-- START OF TASK DATA --

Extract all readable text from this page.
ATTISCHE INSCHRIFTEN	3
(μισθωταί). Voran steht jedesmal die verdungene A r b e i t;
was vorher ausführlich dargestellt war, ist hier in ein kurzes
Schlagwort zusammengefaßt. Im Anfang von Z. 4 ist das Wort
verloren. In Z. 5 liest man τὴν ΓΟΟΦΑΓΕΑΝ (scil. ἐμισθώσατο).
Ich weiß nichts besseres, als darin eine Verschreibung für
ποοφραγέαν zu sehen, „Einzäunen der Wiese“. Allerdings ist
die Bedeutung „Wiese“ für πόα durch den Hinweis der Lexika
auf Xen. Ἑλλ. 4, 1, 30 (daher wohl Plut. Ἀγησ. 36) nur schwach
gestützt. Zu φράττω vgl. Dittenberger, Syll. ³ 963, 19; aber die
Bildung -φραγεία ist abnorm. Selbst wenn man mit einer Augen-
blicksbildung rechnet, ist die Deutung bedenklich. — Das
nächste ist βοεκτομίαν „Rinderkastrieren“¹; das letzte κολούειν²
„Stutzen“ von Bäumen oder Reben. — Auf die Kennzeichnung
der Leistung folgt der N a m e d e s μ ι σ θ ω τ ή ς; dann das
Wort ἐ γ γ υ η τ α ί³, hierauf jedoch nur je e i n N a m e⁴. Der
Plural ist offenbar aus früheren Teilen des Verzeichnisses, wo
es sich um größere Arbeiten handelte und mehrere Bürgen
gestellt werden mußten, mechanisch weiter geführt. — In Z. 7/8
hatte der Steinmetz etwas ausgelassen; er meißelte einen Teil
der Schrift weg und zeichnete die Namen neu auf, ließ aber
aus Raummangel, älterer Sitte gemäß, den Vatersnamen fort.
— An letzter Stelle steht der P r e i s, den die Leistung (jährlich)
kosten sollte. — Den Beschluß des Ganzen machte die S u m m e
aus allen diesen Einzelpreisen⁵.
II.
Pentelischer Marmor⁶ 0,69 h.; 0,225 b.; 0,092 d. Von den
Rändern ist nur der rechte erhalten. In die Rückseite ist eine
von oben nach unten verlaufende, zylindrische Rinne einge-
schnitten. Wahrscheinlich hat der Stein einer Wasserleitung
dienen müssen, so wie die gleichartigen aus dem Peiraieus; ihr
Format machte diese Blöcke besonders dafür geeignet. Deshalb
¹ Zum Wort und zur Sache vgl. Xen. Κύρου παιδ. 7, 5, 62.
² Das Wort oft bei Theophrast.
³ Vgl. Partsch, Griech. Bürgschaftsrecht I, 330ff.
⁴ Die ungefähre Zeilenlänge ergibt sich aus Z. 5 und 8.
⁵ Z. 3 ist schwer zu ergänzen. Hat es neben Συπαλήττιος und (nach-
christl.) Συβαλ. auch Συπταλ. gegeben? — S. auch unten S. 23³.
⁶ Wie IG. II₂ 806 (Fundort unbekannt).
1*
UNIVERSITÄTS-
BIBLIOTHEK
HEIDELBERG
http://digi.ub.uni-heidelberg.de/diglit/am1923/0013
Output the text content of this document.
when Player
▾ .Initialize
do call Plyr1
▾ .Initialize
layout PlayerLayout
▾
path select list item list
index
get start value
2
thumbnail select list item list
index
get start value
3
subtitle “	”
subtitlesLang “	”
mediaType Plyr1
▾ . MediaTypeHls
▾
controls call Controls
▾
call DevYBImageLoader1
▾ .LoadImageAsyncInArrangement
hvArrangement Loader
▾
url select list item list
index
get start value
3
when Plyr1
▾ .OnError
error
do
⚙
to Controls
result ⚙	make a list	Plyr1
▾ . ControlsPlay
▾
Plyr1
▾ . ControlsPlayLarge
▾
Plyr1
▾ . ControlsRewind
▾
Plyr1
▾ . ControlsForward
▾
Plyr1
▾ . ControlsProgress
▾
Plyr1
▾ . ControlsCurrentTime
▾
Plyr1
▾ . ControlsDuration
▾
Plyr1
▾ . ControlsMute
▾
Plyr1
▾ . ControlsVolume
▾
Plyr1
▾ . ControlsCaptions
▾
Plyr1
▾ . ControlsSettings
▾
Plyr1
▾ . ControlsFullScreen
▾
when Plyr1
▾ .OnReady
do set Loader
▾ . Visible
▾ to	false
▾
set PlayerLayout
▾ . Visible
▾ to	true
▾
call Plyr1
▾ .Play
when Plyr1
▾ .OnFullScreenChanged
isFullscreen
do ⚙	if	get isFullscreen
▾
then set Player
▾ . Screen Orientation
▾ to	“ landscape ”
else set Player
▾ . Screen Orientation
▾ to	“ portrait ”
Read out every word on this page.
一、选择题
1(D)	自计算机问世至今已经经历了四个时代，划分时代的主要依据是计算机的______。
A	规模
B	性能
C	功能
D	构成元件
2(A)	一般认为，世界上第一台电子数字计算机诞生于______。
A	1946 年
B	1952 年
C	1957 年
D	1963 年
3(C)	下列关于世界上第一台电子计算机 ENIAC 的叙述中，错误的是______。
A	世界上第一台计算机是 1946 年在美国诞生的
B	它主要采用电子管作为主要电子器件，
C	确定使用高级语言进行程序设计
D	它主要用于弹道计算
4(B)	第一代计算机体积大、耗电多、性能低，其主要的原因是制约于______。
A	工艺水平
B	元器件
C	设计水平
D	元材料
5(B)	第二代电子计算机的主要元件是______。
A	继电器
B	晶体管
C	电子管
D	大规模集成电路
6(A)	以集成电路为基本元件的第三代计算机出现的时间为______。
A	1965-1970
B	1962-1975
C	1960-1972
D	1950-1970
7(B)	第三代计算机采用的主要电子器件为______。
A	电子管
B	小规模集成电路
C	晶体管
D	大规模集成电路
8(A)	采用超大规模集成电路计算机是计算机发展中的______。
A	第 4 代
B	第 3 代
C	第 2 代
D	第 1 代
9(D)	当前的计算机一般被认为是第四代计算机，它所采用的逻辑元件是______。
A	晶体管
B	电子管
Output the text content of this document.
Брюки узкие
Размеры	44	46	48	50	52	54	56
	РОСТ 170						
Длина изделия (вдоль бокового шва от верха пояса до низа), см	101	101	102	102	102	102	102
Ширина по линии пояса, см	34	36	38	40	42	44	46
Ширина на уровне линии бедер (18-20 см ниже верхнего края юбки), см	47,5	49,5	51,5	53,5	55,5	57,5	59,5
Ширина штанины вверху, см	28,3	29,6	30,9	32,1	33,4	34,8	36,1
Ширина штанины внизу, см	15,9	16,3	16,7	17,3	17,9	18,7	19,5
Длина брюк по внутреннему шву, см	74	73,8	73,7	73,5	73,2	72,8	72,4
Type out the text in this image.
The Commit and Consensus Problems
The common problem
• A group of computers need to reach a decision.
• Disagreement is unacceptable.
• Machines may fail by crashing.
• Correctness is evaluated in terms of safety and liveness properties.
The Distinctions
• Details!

-- END OF TASK DATA --

- [EXERCISE OBJECTIVE] Only lines that contain the word "Длина" are wanted; copy each of them.

- [REPLY]
Длина изделия (вдоль бокового шва от верха пояса до низа), см	101	101	102	102	102	102	102
Длина брюк по внутреннему шву, см	74	73,8	73,7	73,5	73,2	72,8	72,4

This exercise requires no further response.